-- start Supplied records --

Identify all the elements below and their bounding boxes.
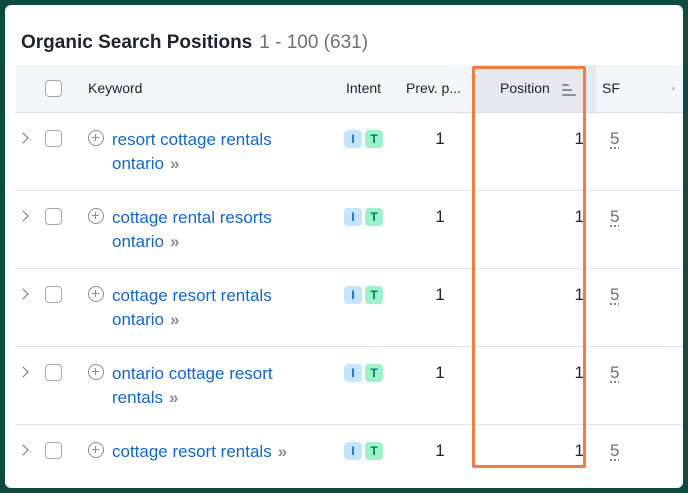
position-value: 1 xyxy=(574,285,584,304)
plus-circle-icon[interactable] xyxy=(88,364,104,380)
prev-position-value: 1 xyxy=(435,129,445,148)
prev-position-value: 1 xyxy=(435,441,445,460)
row-checkbox[interactable] xyxy=(45,442,62,459)
intent-informational-badge: I xyxy=(344,442,362,460)
intent-informational-badge: I xyxy=(344,286,362,304)
position-value: 1 xyxy=(574,441,584,460)
intent-transactional-badge: T xyxy=(365,364,383,382)
keyword-link[interactable]: cottage resort rentals ontario» xyxy=(112,284,327,331)
prev-position-value: 1 xyxy=(435,363,445,382)
intent-informational-badge: I xyxy=(344,364,362,382)
intent-badges: I T xyxy=(344,130,383,148)
plus-circle-icon[interactable] xyxy=(88,286,104,302)
position-value: 1 xyxy=(574,207,584,226)
plus-circle-icon[interactable] xyxy=(88,442,104,458)
intent-badges: I T xyxy=(344,442,383,460)
table-header: Keyword Intent Prev. p... Position SF xyxy=(15,65,683,113)
intent-badges: I T xyxy=(344,364,383,382)
keyword-link[interactable]: cottage rental resorts ontario» xyxy=(112,206,327,253)
keyword-link[interactable]: cottage resort rentals» xyxy=(112,440,352,464)
result-range: 1 - 100 (631) xyxy=(259,32,369,53)
table-row: resort cottage rentals ontario» I T 1 1 5 xyxy=(15,113,683,191)
double-chevron-right-icon[interactable]: » xyxy=(170,310,180,329)
row-checkbox[interactable] xyxy=(45,208,62,225)
table-row: cottage resort rentals» I T 1 1 5 xyxy=(15,425,683,488)
intent-transactional-badge: T xyxy=(365,208,383,226)
column-header-keyword[interactable]: Keyword xyxy=(88,65,142,112)
row-checkbox[interactable] xyxy=(45,364,62,381)
double-chevron-right-icon[interactable]: » xyxy=(169,388,179,407)
page-title: Organic Search Positions xyxy=(21,32,253,53)
keyword-link[interactable]: resort cottage rentals ontario» xyxy=(112,128,327,175)
chevron-right-icon[interactable] xyxy=(17,210,29,222)
plus-circle-icon[interactable] xyxy=(88,130,104,146)
position-value: 1 xyxy=(574,129,584,148)
chevron-right-icon[interactable] xyxy=(17,444,29,456)
prev-position-value: 1 xyxy=(435,285,445,304)
column-header-prev-position[interactable]: Prev. p... xyxy=(406,65,461,112)
serp-features-count[interactable]: 5 xyxy=(610,441,619,461)
double-chevron-right-icon[interactable]: » xyxy=(170,232,180,251)
organic-search-panel: Organic Search Positions 1 - 100 (631) K… xyxy=(5,5,683,488)
select-all-checkbox[interactable] xyxy=(45,80,62,97)
serp-features-count[interactable]: 5 xyxy=(610,207,619,227)
plus-circle-icon[interactable] xyxy=(88,208,104,224)
panel-header: Organic Search Positions 1 - 100 (631) xyxy=(21,32,368,60)
double-chevron-right-icon[interactable]: » xyxy=(170,154,180,173)
serp-features-count[interactable]: 5 xyxy=(610,363,619,383)
intent-transactional-badge: T xyxy=(365,286,383,304)
intent-badges: I T xyxy=(344,208,383,226)
table-row: cottage rental resorts ontario» I T 1 1 5 xyxy=(15,191,683,269)
intent-informational-badge: I xyxy=(344,208,362,226)
chevron-right-icon[interactable] xyxy=(17,132,29,144)
intent-transactional-badge: T xyxy=(365,442,383,460)
double-chevron-right-icon[interactable]: » xyxy=(278,442,288,461)
table-row: cottage resort rentals ontario» I T 1 1 5 xyxy=(15,269,683,347)
chevron-right-icon[interactable] xyxy=(17,288,29,300)
intent-informational-badge: I xyxy=(344,130,362,148)
column-header-position[interactable]: Position xyxy=(500,65,550,112)
row-checkbox[interactable] xyxy=(45,130,62,147)
serp-features-count[interactable]: 5 xyxy=(610,129,619,149)
scroll-indicator[interactable] xyxy=(672,87,675,90)
intent-badges: I T xyxy=(344,286,383,304)
sort-icon[interactable] xyxy=(562,84,576,99)
table-row: ontario cottage resort rentals» I T 1 1 5 xyxy=(15,347,683,425)
serp-features-count[interactable]: 5 xyxy=(610,285,619,305)
keyword-link[interactable]: ontario cottage resort rentals» xyxy=(112,362,327,409)
chevron-right-icon[interactable] xyxy=(17,366,29,378)
column-header-sf[interactable]: SF xyxy=(602,65,620,112)
row-checkbox[interactable] xyxy=(45,286,62,303)
column-header-intent[interactable]: Intent xyxy=(346,65,381,112)
position-value: 1 xyxy=(574,363,584,382)
intent-transactional-badge: T xyxy=(365,130,383,148)
prev-position-value: 1 xyxy=(435,207,445,226)
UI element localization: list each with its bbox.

-- end Supplied records --

- _Work to complete_: Reproduce every line of the listing above word for word, leaving out the pictures.

- _Task output_:
Identify all the elements below and their bounding boxes.
position-value: 1 xyxy=(574,285,584,304)
plus-circle-icon[interactable] xyxy=(88,364,104,380)
prev-position-value: 1 xyxy=(435,129,445,148)
prev-position-value: 1 xyxy=(435,441,445,460)
row-checkbox[interactable] xyxy=(45,442,62,459)
intent-informational-badge: I xyxy=(344,442,362,460)
intent-informational-badge: I xyxy=(344,286,362,304)
position-value: 1 xyxy=(574,441,584,460)
intent-transactional-badge: T xyxy=(365,364,383,382)
keyword-link[interactable]: cottage resort rentals ontario» xyxy=(112,284,327,331)
prev-position-value: 1 xyxy=(435,363,445,382)
intent-informational-badge: I xyxy=(344,364,362,382)
intent-badges: I T xyxy=(344,130,383,148)
plus-circle-icon[interactable] xyxy=(88,286,104,302)
position-value: 1 xyxy=(574,207,584,226)
plus-circle-icon[interactable] xyxy=(88,442,104,458)
intent-badges: I T xyxy=(344,442,383,460)
table-header: Keyword Intent Prev. p... Position SF xyxy=(15,65,683,113)
intent-badges: I T xyxy=(344,364,383,382)
keyword-link[interactable]: cottage rental resorts ontario» xyxy=(112,206,327,253)
keyword-link[interactable]: cottage resort rentals» xyxy=(112,440,352,464)
result-range: 1 - 100 (631) xyxy=(259,32,369,53)
table-row: resort cottage rentals ontario» I T 1 1 5 xyxy=(15,113,683,191)
double-chevron-right-icon[interactable]: » xyxy=(170,310,180,329)
row-checkbox[interactable] xyxy=(45,208,62,225)
table-row: cottage resort rentals» I T 1 1 5 xyxy=(15,425,683,488)
intent-transactional-badge: T xyxy=(365,208,383,226)
column-header-keyword[interactable]: Keyword xyxy=(88,65,142,112)
row-checkbox[interactable] xyxy=(45,364,62,381)
double-chevron-right-icon[interactable]: » xyxy=(169,388,179,407)
page-title: Organic Search Positions xyxy=(21,32,253,53)
keyword-link[interactable]: resort cottage rentals ontario» xyxy=(112,128,327,175)
chevron-right-icon[interactable] xyxy=(17,210,29,222)
plus-circle-icon[interactable] xyxy=(88,130,104,146)
position-value: 1 xyxy=(574,129,584,148)
chevron-right-icon[interactable] xyxy=(17,444,29,456)
prev-position-value: 1 xyxy=(435,285,445,304)
column-header-prev-position[interactable]: Prev. p... xyxy=(406,65,461,112)
serp-features-count[interactable]: 5 xyxy=(610,441,619,461)
double-chevron-right-icon[interactable]: » xyxy=(170,232,180,251)
organic-search-panel: Organic Search Positions 1 - 100 (631) K… xyxy=(5,5,683,488)
select-all-checkbox[interactable] xyxy=(45,80,62,97)
serp-features-count[interactable]: 5 xyxy=(610,207,619,227)
plus-circle-icon[interactable] xyxy=(88,208,104,224)
panel-header: Organic Search Positions 1 - 100 (631) xyxy=(21,32,368,60)
double-chevron-right-icon[interactable]: » xyxy=(170,154,180,173)
serp-features-count[interactable]: 5 xyxy=(610,363,619,383)
intent-transactional-badge: T xyxy=(365,286,383,304)
intent-badges: I T xyxy=(344,208,383,226)
table-row: cottage rental resorts ontario» I T 1 1 5 xyxy=(15,191,683,269)
intent-informational-badge: I xyxy=(344,208,362,226)
chevron-right-icon[interactable] xyxy=(17,132,29,144)
intent-transactional-badge: T xyxy=(365,442,383,460)
double-chevron-right-icon[interactable]: » xyxy=(278,442,288,461)
table-row: cottage resort rentals ontario» I T 1 1 5 xyxy=(15,269,683,347)
chevron-right-icon[interactable] xyxy=(17,288,29,300)
intent-informational-badge: I xyxy=(344,130,362,148)
column-header-position[interactable]: Position xyxy=(500,65,550,112)
row-checkbox[interactable] xyxy=(45,130,62,147)
serp-features-count[interactable]: 5 xyxy=(610,129,619,149)
scroll-indicator[interactable] xyxy=(672,87,675,90)
intent-badges: I T xyxy=(344,286,383,304)
sort-icon[interactable] xyxy=(562,84,576,99)
table-row: ontario cottage resort rentals» I T 1 1 5 xyxy=(15,347,683,425)
serp-features-count[interactable]: 5 xyxy=(610,285,619,305)
keyword-link[interactable]: ontario cottage resort rentals» xyxy=(112,362,327,409)
chevron-right-icon[interactable] xyxy=(17,366,29,378)
column-header-sf[interactable]: SF xyxy=(602,65,620,112)
row-checkbox[interactable] xyxy=(45,286,62,303)
column-header-intent[interactable]: Intent xyxy=(346,65,381,112)
position-value: 1 xyxy=(574,363,584,382)
intent-transactional-badge: T xyxy=(365,130,383,148)
prev-position-value: 1 xyxy=(435,207,445,226)
UI element localization: list each with its bbox.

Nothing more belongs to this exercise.